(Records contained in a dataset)
'''

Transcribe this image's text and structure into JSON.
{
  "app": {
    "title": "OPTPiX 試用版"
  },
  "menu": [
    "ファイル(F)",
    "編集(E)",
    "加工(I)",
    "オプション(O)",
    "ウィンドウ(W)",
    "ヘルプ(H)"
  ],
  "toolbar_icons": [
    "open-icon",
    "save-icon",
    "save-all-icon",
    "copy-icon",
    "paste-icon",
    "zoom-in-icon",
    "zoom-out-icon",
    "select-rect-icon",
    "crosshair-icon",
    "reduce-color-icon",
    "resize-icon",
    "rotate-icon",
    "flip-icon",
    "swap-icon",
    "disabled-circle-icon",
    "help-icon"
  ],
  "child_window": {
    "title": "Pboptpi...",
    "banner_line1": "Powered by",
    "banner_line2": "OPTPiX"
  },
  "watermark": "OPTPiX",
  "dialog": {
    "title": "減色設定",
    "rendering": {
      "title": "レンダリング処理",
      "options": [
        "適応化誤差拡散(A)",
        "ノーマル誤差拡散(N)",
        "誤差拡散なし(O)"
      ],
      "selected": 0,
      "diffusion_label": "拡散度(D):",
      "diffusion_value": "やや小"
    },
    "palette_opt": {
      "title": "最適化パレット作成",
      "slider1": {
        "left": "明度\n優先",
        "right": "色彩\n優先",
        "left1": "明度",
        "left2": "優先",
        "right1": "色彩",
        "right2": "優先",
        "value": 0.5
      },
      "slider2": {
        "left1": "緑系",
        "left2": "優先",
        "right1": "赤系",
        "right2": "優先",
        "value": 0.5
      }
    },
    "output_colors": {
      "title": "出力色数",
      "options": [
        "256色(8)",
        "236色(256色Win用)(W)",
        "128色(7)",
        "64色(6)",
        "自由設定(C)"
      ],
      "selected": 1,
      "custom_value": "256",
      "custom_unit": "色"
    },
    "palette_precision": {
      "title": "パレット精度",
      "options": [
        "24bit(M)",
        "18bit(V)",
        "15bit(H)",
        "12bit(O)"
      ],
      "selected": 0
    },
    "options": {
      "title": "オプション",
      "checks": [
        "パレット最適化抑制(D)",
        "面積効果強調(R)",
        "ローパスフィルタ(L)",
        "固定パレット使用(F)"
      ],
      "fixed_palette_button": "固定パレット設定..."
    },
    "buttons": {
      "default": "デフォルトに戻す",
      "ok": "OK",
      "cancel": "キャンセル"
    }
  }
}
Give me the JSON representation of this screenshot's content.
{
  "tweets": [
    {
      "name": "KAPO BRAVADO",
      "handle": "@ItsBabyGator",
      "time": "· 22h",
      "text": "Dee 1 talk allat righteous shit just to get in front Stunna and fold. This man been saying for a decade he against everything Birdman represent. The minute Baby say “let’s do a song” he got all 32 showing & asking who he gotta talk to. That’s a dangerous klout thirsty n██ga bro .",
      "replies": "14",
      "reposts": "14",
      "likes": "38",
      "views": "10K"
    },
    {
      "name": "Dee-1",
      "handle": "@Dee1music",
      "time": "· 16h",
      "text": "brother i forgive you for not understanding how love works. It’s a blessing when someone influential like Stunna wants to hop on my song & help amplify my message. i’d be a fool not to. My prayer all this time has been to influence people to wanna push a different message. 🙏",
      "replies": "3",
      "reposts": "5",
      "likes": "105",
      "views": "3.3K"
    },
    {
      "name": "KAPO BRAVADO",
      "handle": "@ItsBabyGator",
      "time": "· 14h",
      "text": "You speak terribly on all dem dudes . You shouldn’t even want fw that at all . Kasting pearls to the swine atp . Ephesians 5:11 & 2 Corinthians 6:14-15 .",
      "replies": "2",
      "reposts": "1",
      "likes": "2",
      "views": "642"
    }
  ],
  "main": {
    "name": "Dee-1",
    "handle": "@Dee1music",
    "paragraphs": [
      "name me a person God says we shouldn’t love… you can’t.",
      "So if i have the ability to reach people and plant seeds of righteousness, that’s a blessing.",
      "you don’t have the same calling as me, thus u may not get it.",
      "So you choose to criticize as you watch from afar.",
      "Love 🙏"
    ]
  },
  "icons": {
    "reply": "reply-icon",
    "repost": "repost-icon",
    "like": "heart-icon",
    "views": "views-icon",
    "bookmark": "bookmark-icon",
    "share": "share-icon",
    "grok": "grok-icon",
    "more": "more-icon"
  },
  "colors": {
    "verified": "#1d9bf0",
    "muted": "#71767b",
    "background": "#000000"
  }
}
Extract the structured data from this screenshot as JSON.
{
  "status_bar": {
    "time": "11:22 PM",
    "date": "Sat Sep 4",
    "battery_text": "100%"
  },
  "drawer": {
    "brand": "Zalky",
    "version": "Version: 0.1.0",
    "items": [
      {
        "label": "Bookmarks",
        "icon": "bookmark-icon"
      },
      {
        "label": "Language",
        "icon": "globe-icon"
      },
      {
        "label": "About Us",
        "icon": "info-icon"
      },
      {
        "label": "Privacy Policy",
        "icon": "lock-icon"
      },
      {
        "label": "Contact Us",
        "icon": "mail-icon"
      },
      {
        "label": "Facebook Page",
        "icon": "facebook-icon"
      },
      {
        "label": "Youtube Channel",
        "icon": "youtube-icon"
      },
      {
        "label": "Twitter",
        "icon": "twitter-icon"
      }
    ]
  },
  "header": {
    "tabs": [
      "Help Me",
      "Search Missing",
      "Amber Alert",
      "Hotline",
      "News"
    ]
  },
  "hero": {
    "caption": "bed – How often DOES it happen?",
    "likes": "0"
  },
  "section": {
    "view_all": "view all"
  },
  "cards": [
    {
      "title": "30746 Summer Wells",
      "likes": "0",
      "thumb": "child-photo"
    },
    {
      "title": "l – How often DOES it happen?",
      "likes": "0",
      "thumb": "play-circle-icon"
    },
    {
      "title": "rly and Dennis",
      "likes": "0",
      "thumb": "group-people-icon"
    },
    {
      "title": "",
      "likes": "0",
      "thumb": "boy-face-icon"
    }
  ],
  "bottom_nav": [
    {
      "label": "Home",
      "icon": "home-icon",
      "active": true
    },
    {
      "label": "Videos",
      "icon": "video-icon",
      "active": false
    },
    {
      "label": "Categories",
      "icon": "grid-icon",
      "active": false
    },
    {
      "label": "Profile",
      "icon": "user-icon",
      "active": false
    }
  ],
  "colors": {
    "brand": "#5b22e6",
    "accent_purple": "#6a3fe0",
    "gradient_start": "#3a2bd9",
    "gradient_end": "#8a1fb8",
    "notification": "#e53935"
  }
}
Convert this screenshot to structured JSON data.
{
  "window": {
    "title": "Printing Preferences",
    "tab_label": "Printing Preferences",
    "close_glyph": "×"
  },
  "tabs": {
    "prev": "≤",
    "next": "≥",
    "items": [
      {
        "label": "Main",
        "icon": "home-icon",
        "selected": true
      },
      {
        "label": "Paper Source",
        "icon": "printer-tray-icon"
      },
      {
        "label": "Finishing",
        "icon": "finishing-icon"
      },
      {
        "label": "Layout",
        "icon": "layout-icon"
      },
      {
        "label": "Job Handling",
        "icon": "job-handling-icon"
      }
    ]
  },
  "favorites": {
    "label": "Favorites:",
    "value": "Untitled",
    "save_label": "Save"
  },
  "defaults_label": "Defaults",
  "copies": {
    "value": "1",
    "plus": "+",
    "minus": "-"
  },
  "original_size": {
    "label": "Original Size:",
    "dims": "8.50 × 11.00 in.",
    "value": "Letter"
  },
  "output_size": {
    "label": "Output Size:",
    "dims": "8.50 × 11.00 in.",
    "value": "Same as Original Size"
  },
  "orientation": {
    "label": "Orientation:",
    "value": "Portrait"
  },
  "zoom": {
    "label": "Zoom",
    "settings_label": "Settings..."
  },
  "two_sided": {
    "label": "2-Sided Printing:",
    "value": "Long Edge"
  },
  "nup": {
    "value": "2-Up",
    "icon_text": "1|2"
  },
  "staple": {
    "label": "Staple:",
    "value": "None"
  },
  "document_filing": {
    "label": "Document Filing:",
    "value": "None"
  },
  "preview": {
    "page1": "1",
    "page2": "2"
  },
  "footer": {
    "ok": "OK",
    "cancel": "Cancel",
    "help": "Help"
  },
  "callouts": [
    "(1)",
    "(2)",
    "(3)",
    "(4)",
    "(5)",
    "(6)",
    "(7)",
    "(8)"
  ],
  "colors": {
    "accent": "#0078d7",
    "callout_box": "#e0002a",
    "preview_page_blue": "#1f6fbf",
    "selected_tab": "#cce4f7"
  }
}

'''

Make a list of all lines in the data that contain "often".

    "caption": "bed – How often DOES it happen?",
      "title": "l – How often DOES it happen?",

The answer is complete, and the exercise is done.